[Element placement data]

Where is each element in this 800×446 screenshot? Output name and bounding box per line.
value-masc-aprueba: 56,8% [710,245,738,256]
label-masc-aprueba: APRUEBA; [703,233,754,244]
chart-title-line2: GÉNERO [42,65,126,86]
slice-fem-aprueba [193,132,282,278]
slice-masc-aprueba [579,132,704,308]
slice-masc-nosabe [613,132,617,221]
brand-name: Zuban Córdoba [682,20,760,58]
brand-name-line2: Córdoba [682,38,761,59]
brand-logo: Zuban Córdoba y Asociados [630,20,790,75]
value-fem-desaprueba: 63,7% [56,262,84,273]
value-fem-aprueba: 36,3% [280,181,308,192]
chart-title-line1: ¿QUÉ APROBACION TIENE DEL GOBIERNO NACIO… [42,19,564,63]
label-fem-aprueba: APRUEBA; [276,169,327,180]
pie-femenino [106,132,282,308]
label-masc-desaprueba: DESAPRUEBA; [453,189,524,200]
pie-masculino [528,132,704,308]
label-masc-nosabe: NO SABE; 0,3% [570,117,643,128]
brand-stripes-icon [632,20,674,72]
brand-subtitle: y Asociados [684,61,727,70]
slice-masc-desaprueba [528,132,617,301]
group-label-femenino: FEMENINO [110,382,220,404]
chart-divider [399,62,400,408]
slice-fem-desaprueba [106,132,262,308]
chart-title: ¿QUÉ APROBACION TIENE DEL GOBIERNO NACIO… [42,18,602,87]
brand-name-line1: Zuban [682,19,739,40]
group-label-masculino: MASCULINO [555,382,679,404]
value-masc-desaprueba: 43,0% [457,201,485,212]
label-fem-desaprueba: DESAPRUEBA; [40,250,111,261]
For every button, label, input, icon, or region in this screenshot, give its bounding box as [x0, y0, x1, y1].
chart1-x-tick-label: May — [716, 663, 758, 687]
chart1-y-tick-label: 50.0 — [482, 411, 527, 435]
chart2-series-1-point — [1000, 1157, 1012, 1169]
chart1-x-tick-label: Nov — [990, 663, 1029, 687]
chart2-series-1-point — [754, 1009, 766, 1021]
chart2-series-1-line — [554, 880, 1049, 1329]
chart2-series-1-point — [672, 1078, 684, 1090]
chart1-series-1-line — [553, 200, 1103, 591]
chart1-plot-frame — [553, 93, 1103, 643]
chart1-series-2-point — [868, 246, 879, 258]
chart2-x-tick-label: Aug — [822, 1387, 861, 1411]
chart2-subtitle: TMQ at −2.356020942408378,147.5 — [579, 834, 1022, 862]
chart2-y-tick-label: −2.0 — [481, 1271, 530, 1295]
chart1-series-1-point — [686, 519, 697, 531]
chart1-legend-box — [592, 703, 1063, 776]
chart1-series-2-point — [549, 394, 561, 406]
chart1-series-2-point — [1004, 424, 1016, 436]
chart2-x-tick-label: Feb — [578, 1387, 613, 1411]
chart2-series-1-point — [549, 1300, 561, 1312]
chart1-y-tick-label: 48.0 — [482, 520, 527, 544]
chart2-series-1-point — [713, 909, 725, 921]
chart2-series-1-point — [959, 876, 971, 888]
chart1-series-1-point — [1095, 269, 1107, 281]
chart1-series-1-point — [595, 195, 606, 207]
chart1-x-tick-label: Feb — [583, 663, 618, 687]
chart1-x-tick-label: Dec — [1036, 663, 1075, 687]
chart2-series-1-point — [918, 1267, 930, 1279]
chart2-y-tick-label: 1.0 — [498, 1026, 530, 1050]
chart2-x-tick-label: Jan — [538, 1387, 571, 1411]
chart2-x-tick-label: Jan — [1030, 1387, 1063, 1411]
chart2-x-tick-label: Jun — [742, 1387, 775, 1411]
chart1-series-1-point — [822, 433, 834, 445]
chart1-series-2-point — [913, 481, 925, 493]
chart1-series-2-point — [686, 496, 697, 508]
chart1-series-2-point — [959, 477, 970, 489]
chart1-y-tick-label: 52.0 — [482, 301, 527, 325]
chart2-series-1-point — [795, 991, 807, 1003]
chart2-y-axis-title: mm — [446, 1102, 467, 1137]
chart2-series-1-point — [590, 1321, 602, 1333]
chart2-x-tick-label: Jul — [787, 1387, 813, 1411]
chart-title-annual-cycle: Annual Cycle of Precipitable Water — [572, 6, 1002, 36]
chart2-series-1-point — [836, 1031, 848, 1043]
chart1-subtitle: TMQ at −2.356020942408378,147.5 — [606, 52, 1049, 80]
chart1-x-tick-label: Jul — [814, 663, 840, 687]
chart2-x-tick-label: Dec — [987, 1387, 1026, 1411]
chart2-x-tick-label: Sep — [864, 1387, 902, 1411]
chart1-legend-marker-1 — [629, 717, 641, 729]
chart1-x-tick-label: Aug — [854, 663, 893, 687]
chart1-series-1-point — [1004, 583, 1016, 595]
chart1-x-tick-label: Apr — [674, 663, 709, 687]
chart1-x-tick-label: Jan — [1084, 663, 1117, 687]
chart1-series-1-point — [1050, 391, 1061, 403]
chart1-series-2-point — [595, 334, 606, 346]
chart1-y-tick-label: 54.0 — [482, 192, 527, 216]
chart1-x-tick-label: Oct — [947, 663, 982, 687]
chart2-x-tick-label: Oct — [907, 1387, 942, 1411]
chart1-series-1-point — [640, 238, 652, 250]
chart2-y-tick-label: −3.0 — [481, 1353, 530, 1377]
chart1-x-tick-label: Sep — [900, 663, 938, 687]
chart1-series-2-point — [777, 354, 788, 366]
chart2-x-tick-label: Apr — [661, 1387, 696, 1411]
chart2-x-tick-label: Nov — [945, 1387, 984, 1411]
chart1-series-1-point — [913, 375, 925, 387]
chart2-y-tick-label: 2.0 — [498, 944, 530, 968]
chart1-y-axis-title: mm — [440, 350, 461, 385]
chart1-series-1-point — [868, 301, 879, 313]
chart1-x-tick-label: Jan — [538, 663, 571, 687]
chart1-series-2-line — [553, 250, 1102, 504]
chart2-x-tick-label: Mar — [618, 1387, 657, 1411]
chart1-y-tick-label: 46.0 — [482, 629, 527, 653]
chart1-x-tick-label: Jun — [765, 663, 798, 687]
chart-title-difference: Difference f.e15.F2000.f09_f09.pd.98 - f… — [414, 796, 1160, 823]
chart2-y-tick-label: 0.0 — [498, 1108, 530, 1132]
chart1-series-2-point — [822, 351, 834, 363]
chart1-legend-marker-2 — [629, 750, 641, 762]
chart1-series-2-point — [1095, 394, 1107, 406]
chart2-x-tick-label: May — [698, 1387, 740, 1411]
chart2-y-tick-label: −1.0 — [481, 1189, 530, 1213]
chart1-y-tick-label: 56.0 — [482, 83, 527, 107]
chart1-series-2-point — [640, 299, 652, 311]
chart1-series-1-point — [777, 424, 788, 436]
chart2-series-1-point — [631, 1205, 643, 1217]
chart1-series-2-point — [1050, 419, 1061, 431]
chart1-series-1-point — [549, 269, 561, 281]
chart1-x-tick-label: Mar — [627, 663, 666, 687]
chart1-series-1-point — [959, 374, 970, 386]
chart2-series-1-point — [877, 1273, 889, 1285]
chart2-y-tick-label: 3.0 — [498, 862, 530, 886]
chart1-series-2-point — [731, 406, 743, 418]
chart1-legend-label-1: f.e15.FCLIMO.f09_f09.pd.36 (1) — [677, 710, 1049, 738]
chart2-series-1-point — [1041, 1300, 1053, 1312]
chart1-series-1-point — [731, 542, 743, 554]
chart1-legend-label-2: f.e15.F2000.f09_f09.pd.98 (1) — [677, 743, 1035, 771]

**Written problem**: Reproduce every one of the entries above verbatim, line for line, with no changes.

**Exercise response**:
Where is each element in this 800×446 screenshot? Output name and bounding box per line.
value-masc-aprueba: 56,8% [710,245,738,256]
label-masc-aprueba: APRUEBA; [703,233,754,244]
chart-title-line2: GÉNERO [42,65,126,86]
slice-fem-aprueba [193,132,282,278]
slice-masc-aprueba [579,132,704,308]
slice-masc-nosabe [613,132,617,221]
brand-name: Zuban Córdoba [682,20,760,58]
brand-name-line2: Córdoba [682,38,761,59]
brand-logo: Zuban Córdoba y Asociados [630,20,790,75]
value-fem-desaprueba: 63,7% [56,262,84,273]
value-fem-aprueba: 36,3% [280,181,308,192]
chart-title-line1: ¿QUÉ APROBACION TIENE DEL GOBIERNO NACIO… [42,19,564,63]
label-fem-aprueba: APRUEBA; [276,169,327,180]
pie-femenino [106,132,282,308]
label-masc-desaprueba: DESAPRUEBA; [453,189,524,200]
pie-masculino [528,132,704,308]
label-masc-nosabe: NO SABE; 0,3% [570,117,643,128]
brand-stripes-icon [632,20,674,72]
brand-subtitle: y Asociados [684,61,727,70]
slice-masc-desaprueba [528,132,617,301]
group-label-femenino: FEMENINO [110,382,220,404]
chart-divider [399,62,400,408]
slice-fem-desaprueba [106,132,262,308]
chart-title: ¿QUÉ APROBACION TIENE DEL GOBIERNO NACIO… [42,18,602,87]
brand-name-line1: Zuban [682,19,739,40]
group-label-masculino: MASCULINO [555,382,679,404]
value-masc-desaprueba: 43,0% [457,201,485,212]
label-fem-desaprueba: DESAPRUEBA; [40,250,111,261]
For every button, label, input, icon, or region in this screenshot, give its bounding box as [x0, y0, x1, y1].
chart1-x-tick-label: May — [716, 663, 758, 687]
chart1-y-tick-label: 50.0 — [482, 411, 527, 435]
chart2-series-1-point — [1000, 1157, 1012, 1169]
chart1-x-tick-label: Nov — [990, 663, 1029, 687]
chart2-series-1-point — [754, 1009, 766, 1021]
chart2-series-1-line — [554, 880, 1049, 1329]
chart2-series-1-point — [672, 1078, 684, 1090]
chart1-series-1-line — [553, 200, 1103, 591]
chart1-plot-frame — [553, 93, 1103, 643]
chart1-series-2-point — [868, 246, 879, 258]
chart2-x-tick-label: Aug — [822, 1387, 861, 1411]
chart2-subtitle: TMQ at −2.356020942408378,147.5 — [579, 834, 1022, 862]
chart2-y-tick-label: −2.0 — [481, 1271, 530, 1295]
chart1-series-1-point — [686, 519, 697, 531]
chart1-legend-box — [592, 703, 1063, 776]
chart1-series-2-point — [549, 394, 561, 406]
chart1-series-2-point — [1004, 424, 1016, 436]
chart2-x-tick-label: Feb — [578, 1387, 613, 1411]
chart2-series-1-point — [549, 1300, 561, 1312]
chart1-y-tick-label: 48.0 — [482, 520, 527, 544]
chart2-series-1-point — [713, 909, 725, 921]
chart2-series-1-point — [959, 876, 971, 888]
chart1-series-1-point — [1095, 269, 1107, 281]
chart1-series-1-point — [595, 195, 606, 207]
chart1-x-tick-label: Feb — [583, 663, 618, 687]
chart1-x-tick-label: Dec — [1036, 663, 1075, 687]
chart2-series-1-point — [918, 1267, 930, 1279]
chart2-y-tick-label: 1.0 — [498, 1026, 530, 1050]
chart2-x-tick-label: Jan — [538, 1387, 571, 1411]
chart2-x-tick-label: Jan — [1030, 1387, 1063, 1411]
chart2-x-tick-label: Jun — [742, 1387, 775, 1411]
chart1-series-1-point — [822, 433, 834, 445]
chart1-series-2-point — [913, 481, 925, 493]
chart1-series-2-point — [686, 496, 697, 508]
chart1-series-2-point — [959, 477, 970, 489]
chart1-y-tick-label: 52.0 — [482, 301, 527, 325]
chart2-series-1-point — [795, 991, 807, 1003]
chart2-y-axis-title: mm — [446, 1102, 467, 1137]
chart2-series-1-point — [590, 1321, 602, 1333]
chart2-x-tick-label: Jul — [787, 1387, 813, 1411]
chart-title-annual-cycle: Annual Cycle of Precipitable Water — [572, 6, 1002, 36]
chart2-series-1-point — [836, 1031, 848, 1043]
chart1-subtitle: TMQ at −2.356020942408378,147.5 — [606, 52, 1049, 80]
chart1-x-tick-label: Jul — [814, 663, 840, 687]
chart2-x-tick-label: Dec — [987, 1387, 1026, 1411]
chart2-x-tick-label: Sep — [864, 1387, 902, 1411]
chart1-legend-marker-1 — [629, 717, 641, 729]
chart1-x-tick-label: Aug — [854, 663, 893, 687]
chart1-series-1-point — [1004, 583, 1016, 595]
chart1-x-tick-label: Apr — [674, 663, 709, 687]
chart1-x-tick-label: Jan — [1084, 663, 1117, 687]
chart1-series-1-point — [1050, 391, 1061, 403]
chart1-series-2-point — [595, 334, 606, 346]
chart1-y-tick-label: 54.0 — [482, 192, 527, 216]
chart1-x-tick-label: Oct — [947, 663, 982, 687]
chart2-x-tick-label: Oct — [907, 1387, 942, 1411]
chart1-series-1-point — [640, 238, 652, 250]
chart2-y-tick-label: −3.0 — [481, 1353, 530, 1377]
chart1-x-tick-label: Sep — [900, 663, 938, 687]
chart1-series-2-point — [777, 354, 788, 366]
chart2-x-tick-label: Apr — [661, 1387, 696, 1411]
chart2-x-tick-label: Nov — [945, 1387, 984, 1411]
chart1-series-1-point — [913, 375, 925, 387]
chart2-y-tick-label: 2.0 — [498, 944, 530, 968]
chart1-y-axis-title: mm — [440, 350, 461, 385]
chart1-series-1-point — [868, 301, 879, 313]
chart1-x-tick-label: Jan — [538, 663, 571, 687]
chart1-series-2-line — [553, 250, 1102, 504]
chart2-x-tick-label: Mar — [618, 1387, 657, 1411]
chart1-y-tick-label: 46.0 — [482, 629, 527, 653]
chart1-x-tick-label: Jun — [765, 663, 798, 687]
chart-title-difference: Difference f.e15.F2000.f09_f09.pd.98 - f… — [414, 796, 1160, 823]
chart2-y-tick-label: 0.0 — [498, 1108, 530, 1132]
chart1-series-2-point — [822, 351, 834, 363]
chart1-legend-marker-2 — [629, 750, 641, 762]
chart1-series-2-point — [1095, 394, 1107, 406]
chart2-x-tick-label: May — [698, 1387, 740, 1411]
chart2-y-tick-label: −1.0 — [481, 1189, 530, 1213]
chart1-y-tick-label: 56.0 — [482, 83, 527, 107]
chart1-series-2-point — [640, 299, 652, 311]
chart1-series-1-point — [777, 424, 788, 436]
chart2-series-1-point — [631, 1205, 643, 1217]
chart1-series-2-point — [1050, 419, 1061, 431]
chart1-series-1-point — [549, 269, 561, 281]
chart1-x-tick-label: Mar — [627, 663, 666, 687]
chart1-series-1-point — [959, 374, 970, 386]
chart2-series-1-point — [877, 1273, 889, 1285]
chart2-y-tick-label: 3.0 — [498, 862, 530, 886]
chart1-series-2-point — [731, 406, 743, 418]
chart1-legend-label-1: f.e15.FCLIMO.f09_f09.pd.36 (1) — [677, 710, 1049, 738]
chart2-series-1-point — [1041, 1300, 1053, 1312]
chart1-series-1-point — [731, 542, 743, 554]
chart1-legend-label-2: f.e15.F2000.f09_f09.pd.98 (1) — [677, 743, 1035, 771]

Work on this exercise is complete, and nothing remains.